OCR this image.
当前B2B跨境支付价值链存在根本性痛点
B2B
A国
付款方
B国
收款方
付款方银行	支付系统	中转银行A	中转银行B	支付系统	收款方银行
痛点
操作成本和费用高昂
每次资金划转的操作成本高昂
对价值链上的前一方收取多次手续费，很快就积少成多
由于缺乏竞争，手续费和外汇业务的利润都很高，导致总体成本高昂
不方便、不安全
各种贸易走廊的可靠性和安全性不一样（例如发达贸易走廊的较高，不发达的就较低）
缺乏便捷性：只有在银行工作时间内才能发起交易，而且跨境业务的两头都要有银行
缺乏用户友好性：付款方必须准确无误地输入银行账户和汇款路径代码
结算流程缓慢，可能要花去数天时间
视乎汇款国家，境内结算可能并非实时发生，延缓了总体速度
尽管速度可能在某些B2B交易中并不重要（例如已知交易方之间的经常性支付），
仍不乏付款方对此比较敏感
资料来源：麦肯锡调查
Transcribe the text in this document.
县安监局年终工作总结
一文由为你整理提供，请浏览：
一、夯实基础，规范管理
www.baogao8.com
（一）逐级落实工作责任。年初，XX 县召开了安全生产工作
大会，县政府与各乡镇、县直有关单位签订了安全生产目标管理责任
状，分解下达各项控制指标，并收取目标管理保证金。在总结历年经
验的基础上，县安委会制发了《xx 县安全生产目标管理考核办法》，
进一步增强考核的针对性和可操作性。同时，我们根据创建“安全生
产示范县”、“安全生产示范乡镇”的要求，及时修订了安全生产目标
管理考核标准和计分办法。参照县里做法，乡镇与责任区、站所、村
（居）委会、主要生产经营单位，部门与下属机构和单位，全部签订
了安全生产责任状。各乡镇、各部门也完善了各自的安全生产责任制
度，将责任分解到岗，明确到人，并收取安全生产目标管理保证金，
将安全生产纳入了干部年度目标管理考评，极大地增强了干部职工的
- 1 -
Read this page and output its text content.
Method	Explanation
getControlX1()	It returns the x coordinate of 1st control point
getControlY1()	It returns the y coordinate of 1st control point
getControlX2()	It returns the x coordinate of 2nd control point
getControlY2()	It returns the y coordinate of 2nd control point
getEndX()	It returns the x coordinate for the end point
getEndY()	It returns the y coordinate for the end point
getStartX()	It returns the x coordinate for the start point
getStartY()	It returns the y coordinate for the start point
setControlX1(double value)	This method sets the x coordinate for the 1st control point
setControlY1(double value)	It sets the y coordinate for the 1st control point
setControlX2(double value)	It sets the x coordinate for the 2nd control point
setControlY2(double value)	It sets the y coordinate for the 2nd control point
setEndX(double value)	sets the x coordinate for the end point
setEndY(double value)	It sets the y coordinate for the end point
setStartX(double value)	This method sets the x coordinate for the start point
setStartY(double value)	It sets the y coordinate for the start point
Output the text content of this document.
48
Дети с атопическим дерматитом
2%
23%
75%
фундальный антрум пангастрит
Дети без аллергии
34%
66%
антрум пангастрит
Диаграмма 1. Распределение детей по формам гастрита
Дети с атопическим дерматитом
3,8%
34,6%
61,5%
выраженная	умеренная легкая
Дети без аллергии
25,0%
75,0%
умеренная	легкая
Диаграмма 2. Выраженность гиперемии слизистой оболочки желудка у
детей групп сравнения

__Set problem__: Reproduce, word for word, every line starting at the line that contains "Output the text content of this document." and ending with the final line of the entries.

__Completed task__:
Output the text content of this document.
48
Дети с атопическим дерматитом
2%
23%
75%
фундальный антрум пангастрит
Дети без аллергии
34%
66%
антрум пангастрит
Диаграмма 1. Распределение детей по формам гастрита
Дети с атопическим дерматитом
3,8%
34,6%
61,5%
выраженная	умеренная легкая
Дети без аллергии
25,0%
75,0%
умеренная	легкая
Диаграмма 2. Выраженность гиперемии слизистой оболочки желудка у
детей групп сравнения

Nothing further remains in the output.